- **What is needed**:
Every record must be transcribed in its entirety, apart from the images, which are to be omitted.

Source data
-*-*-
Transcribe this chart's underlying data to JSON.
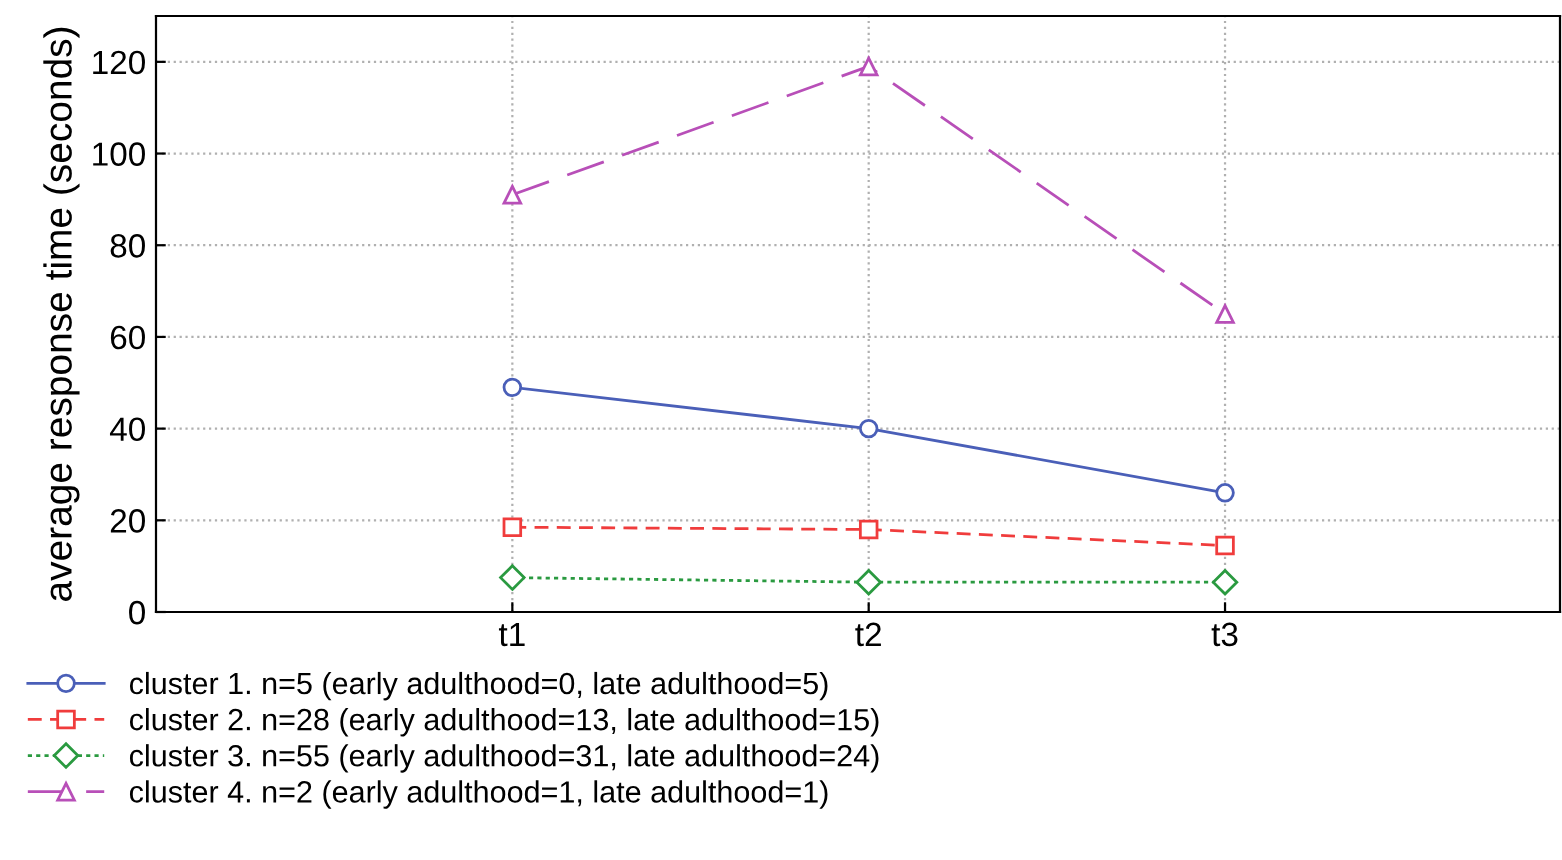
{
  "chart_data": {
    "type": "line",
    "ylabel": "average response time (seconds)",
    "categories": [
      "t1",
      "t2",
      "t3"
    ],
    "series": [
      {
        "name": "cluster 1. n=5 (early adulthood=0, late adulthood=5)",
        "color": "#4a5fb8",
        "values": [
          49,
          40,
          26
        ],
        "marker": "circle",
        "line_style": "solid"
      },
      {
        "name": "cluster 2. n=28 (early adulthood=13, late adulthood=15)",
        "color": "#f03c3c",
        "values": [
          18.5,
          18,
          14.5
        ],
        "marker": "square",
        "line_style": "dashed"
      },
      {
        "name": "cluster 3. n=55 (early adulthood=31, late adulthood=24)",
        "color": "#2a9a40",
        "values": [
          7.5,
          6.5,
          6.5
        ],
        "marker": "diamond",
        "line_style": "dotted"
      },
      {
        "name": "cluster 4. n=2 (early adulthood=1, late adulthood=1)",
        "color": "#b84fb8",
        "values": [
          91,
          119,
          65
        ],
        "marker": "triangle",
        "line_style": "longdash"
      }
    ],
    "ylim": [
      0,
      130
    ],
    "yticks": [
      0,
      20,
      40,
      60,
      80,
      100,
      120
    ],
    "grid": true,
    "legend": "bottom"
  }
}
-*-*-
- **Output of the task**:
Transcribe this chart's underlying data to JSON.
{
  "chart_data": {
    "type": "line",
    "ylabel": "average response time (seconds)",
    "categories": [
      "t1",
      "t2",
      "t3"
    ],
    "series": [
      {
        "name": "cluster 1. n=5 (early adulthood=0, late adulthood=5)",
        "color": "#4a5fb8",
        "values": [
          49,
          40,
          26
        ],
        "marker": "circle",
        "line_style": "solid"
      },
      {
        "name": "cluster 2. n=28 (early adulthood=13, late adulthood=15)",
        "color": "#f03c3c",
        "values": [
          18.5,
          18,
          14.5
        ],
        "marker": "square",
        "line_style": "dashed"
      },
      {
        "name": "cluster 3. n=55 (early adulthood=31, late adulthood=24)",
        "color": "#2a9a40",
        "values": [
          7.5,
          6.5,
          6.5
        ],
        "marker": "diamond",
        "line_style": "dotted"
      },
      {
        "name": "cluster 4. n=2 (early adulthood=1, late adulthood=1)",
        "color": "#b84fb8",
        "values": [
          91,
          119,
          65
        ],
        "marker": "triangle",
        "line_style": "longdash"
      }
    ],
    "ylim": [
      0,
      130
    ],
    "yticks": [
      0,
      20,
      40,
      60,
      80,
      100,
      120
    ],
    "grid": true,
    "legend": "bottom"
  }
}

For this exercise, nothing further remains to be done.